What the task requires: Pull every line containing the word "مائة" from the records.

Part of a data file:
━━━
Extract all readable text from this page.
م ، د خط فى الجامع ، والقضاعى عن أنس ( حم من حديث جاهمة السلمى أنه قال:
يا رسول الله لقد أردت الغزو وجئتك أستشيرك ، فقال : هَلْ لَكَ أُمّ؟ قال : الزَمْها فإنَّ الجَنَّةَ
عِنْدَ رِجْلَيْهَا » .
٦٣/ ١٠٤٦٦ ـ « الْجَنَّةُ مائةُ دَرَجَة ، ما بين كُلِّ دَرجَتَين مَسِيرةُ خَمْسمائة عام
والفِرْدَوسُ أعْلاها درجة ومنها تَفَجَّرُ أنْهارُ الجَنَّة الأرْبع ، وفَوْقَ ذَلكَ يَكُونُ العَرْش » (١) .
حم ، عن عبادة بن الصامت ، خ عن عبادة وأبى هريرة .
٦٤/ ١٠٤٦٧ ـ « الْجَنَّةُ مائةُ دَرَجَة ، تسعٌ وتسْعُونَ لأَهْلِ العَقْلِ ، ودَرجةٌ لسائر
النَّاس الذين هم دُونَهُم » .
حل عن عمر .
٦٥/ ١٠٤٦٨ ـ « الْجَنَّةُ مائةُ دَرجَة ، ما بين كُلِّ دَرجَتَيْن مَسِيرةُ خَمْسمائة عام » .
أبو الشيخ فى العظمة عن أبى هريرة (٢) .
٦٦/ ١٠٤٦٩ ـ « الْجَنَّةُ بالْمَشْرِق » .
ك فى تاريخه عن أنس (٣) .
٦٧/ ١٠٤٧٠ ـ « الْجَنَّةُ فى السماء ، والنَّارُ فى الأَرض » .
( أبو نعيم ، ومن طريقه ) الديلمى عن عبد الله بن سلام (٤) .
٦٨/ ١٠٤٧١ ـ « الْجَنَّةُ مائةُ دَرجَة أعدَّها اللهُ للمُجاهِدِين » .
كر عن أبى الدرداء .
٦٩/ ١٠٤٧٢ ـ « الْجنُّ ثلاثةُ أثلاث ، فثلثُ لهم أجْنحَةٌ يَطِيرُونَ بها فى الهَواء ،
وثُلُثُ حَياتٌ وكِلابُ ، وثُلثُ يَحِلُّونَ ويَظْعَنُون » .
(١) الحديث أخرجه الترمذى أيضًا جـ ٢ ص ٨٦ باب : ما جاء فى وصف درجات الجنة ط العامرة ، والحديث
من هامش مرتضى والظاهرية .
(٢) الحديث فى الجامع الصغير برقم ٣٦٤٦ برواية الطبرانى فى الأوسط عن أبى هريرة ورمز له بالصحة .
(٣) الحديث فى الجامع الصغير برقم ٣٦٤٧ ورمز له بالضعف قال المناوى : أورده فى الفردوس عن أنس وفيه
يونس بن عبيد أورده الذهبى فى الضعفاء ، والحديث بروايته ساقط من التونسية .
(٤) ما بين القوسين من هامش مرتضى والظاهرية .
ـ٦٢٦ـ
━━━
Final result:
٦٣/ ١٠٤٦٦ ـ « الْجَنَّةُ مائةُ دَرَجَة ، ما بين كُلِّ دَرجَتَين مَسِيرةُ خَمْسمائة عام
٦٤/ ١٠٤٦٧ ـ « الْجَنَّةُ مائةُ دَرَجَة ، تسعٌ وتسْعُونَ لأَهْلِ العَقْلِ ، ودَرجةٌ لسائر
٦٥/ ١٠٤٦٨ ـ « الْجَنَّةُ مائةُ دَرجَة ، ما بين كُلِّ دَرجَتَيْن مَسِيرةُ خَمْسمائة عام » .
٦٨/ ١٠٤٧١ ـ « الْجَنَّةُ مائةُ دَرجَة أعدَّها اللهُ للمُجاهِدِين » .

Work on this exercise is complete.